> [DIRECTIVE]:
The exercise asks you to copy every line below in which "inerente" appears.

> [SUPPLIED ENTRIES]:
>> Begin

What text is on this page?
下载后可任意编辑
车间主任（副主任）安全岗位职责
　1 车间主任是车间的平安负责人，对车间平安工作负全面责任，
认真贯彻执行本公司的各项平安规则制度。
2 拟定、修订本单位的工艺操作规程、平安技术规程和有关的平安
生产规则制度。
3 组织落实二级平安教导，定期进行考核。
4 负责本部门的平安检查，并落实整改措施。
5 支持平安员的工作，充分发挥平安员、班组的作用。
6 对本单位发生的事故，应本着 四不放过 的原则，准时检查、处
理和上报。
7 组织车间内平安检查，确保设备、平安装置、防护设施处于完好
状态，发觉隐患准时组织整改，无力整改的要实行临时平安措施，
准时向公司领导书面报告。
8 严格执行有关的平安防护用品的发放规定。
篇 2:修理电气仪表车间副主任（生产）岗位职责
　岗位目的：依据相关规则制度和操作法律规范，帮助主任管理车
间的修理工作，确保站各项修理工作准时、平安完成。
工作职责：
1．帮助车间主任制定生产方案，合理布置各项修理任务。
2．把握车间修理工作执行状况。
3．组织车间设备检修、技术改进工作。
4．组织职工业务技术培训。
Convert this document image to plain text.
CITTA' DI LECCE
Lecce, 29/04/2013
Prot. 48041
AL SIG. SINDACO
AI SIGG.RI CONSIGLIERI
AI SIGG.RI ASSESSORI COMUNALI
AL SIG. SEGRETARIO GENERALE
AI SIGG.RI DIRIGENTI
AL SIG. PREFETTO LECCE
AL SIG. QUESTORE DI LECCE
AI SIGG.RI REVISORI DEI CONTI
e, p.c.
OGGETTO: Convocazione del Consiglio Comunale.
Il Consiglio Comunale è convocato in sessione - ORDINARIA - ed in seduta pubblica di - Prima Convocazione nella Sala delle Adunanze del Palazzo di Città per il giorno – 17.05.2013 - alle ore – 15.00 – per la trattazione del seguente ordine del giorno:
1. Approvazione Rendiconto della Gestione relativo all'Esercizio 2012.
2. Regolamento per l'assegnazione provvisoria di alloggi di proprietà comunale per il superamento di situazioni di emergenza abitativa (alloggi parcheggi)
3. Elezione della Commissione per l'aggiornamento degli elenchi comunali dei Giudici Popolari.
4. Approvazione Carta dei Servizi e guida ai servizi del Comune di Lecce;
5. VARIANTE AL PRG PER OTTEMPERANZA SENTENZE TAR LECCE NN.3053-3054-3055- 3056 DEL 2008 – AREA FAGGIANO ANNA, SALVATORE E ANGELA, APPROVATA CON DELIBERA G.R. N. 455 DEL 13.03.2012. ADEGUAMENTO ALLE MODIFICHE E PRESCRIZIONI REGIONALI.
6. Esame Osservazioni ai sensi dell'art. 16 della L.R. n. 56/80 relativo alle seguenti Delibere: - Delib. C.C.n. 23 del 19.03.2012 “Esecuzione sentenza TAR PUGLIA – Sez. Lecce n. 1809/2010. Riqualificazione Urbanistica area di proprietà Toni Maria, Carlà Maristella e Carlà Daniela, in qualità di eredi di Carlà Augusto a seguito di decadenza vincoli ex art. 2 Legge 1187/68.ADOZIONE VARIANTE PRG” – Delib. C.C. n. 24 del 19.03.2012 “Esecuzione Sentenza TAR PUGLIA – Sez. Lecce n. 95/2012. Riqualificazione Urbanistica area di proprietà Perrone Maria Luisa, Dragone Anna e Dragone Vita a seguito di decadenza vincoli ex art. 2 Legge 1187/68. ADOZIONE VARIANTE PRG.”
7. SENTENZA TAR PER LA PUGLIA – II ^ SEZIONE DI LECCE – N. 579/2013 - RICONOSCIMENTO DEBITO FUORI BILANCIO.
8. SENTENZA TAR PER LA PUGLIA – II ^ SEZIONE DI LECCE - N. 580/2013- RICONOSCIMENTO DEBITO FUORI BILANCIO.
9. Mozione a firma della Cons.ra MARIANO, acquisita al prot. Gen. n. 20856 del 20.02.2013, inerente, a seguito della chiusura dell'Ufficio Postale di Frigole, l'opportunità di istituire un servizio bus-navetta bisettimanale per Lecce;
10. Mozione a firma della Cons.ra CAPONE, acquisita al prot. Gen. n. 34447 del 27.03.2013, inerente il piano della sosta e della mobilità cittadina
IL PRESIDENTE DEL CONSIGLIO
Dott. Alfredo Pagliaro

>> End

> [WRITTEN RESPONSE]:
9. Mozione a firma della Cons.ra MARIANO, acquisita al prot. Gen. n. 20856 del 20.02.2013, inerente, a seguito della chiusura dell'Ufficio Postale di Frigole, l'opportunità di istituire un servizio bus-navetta bisettimanale per Lecce;
10. Mozione a firma della Cons.ra CAPONE, acquisita al prot. Gen. n. 34447 del 27.03.2013, inerente il piano della sosta e della mobilità cittadina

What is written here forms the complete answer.